[Source data]
— start —

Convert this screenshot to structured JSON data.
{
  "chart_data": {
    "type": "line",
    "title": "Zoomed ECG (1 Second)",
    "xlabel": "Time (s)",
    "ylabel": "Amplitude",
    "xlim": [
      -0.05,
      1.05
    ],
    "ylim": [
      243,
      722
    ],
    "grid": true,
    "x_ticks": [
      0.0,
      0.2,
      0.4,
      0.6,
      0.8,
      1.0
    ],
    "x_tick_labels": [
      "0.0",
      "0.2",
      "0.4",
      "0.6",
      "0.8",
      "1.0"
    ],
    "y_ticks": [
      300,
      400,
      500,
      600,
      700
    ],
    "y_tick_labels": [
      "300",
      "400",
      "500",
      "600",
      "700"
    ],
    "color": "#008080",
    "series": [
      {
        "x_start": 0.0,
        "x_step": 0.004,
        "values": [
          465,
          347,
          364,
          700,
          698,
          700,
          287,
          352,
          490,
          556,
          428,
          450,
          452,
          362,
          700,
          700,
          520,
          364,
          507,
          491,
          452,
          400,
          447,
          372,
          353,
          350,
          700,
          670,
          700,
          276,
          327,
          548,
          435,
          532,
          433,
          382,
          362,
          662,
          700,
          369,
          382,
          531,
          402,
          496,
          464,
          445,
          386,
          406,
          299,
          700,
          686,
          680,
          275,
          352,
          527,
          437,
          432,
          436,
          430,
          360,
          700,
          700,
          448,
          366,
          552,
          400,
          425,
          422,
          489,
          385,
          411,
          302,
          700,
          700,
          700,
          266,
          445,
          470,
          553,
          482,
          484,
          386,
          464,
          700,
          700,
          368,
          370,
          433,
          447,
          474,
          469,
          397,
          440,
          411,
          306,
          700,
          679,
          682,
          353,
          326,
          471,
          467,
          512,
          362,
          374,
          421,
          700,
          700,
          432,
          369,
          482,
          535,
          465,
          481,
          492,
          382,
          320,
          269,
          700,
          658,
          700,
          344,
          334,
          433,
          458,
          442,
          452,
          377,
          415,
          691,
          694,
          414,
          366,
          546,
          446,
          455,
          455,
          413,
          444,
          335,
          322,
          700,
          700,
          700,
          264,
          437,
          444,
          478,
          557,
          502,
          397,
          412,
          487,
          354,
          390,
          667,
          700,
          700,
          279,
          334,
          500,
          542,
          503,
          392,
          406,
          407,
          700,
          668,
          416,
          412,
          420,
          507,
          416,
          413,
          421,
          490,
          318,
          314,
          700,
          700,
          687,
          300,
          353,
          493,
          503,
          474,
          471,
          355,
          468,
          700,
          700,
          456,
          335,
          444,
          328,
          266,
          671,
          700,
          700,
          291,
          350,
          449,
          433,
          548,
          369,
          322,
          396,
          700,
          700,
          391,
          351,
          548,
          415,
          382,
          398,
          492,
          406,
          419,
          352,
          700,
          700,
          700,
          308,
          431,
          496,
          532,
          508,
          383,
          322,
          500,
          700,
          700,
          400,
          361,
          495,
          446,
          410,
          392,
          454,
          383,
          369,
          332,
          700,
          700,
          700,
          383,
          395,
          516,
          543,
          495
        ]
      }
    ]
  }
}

— end —

■ WHAT IS ASKED ■
Extract every record and return it verbatim.

■ FINISHED EXERCISE ■
Convert this screenshot to structured JSON data.
{
  "chart_data": {
    "type": "line",
    "title": "Zoomed ECG (1 Second)",
    "xlabel": "Time (s)",
    "ylabel": "Amplitude",
    "xlim": [
      -0.05,
      1.05
    ],
    "ylim": [
      243,
      722
    ],
    "grid": true,
    "x_ticks": [
      0.0,
      0.2,
      0.4,
      0.6,
      0.8,
      1.0
    ],
    "x_tick_labels": [
      "0.0",
      "0.2",
      "0.4",
      "0.6",
      "0.8",
      "1.0"
    ],
    "y_ticks": [
      300,
      400,
      500,
      600,
      700
    ],
    "y_tick_labels": [
      "300",
      "400",
      "500",
      "600",
      "700"
    ],
    "color": "#008080",
    "series": [
      {
        "x_start": 0.0,
        "x_step": 0.004,
        "values": [
          465,
          347,
          364,
          700,
          698,
          700,
          287,
          352,
          490,
          556,
          428,
          450,
          452,
          362,
          700,
          700,
          520,
          364,
          507,
          491,
          452,
          400,
          447,
          372,
          353,
          350,
          700,
          670,
          700,
          276,
          327,
          548,
          435,
          532,
          433,
          382,
          362,
          662,
          700,
          369,
          382,
          531,
          402,
          496,
          464,
          445,
          386,
          406,
          299,
          700,
          686,
          680,
          275,
          352,
          527,
          437,
          432,
          436,
          430,
          360,
          700,
          700,
          448,
          366,
          552,
          400,
          425,
          422,
          489,
          385,
          411,
          302,
          700,
          700,
          700,
          266,
          445,
          470,
          553,
          482,
          484,
          386,
          464,
          700,
          700,
          368,
          370,
          433,
          447,
          474,
          469,
          397,
          440,
          411,
          306,
          700,
          679,
          682,
          353,
          326,
          471,
          467,
          512,
          362,
          374,
          421,
          700,
          700,
          432,
          369,
          482,
          535,
          465,
          481,
          492,
          382,
          320,
          269,
          700,
          658,
          700,
          344,
          334,
          433,
          458,
          442,
          452,
          377,
          415,
          691,
          694,
          414,
          366,
          546,
          446,
          455,
          455,
          413,
          444,
          335,
          322,
          700,
          700,
          700,
          264,
          437,
          444,
          478,
          557,
          502,
          397,
          412,
          487,
          354,
          390,
          667,
          700,
          700,
          279,
          334,
          500,
          542,
          503,
          392,
          406,
          407,
          700,
          668,
          416,
          412,
          420,
          507,
          416,
          413,
          421,
          490,
          318,
          314,
          700,
          700,
          687,
          300,
          353,
          493,
          503,
          474,
          471,
          355,
          468,
          700,
          700,
          456,
          335,
          444,
          328,
          266,
          671,
          700,
          700,
          291,
          350,
          449,
          433,
          548,
          369,
          322,
          396,
          700,
          700,
          391,
          351,
          548,
          415,
          382,
          398,
          492,
          406,
          419,
          352,
          700,
          700,
          700,
          308,
          431,
          496,
          532,
          508,
          383,
          322,
          500,
          700,
          700,
          400,
          361,
          495,
          446,
          410,
          392,
          454,
          383,
          369,
          332,
          700,
          700,
          700,
          383,
          395,
          516,
          543,
          495
        ]
      }
    ]
  }
}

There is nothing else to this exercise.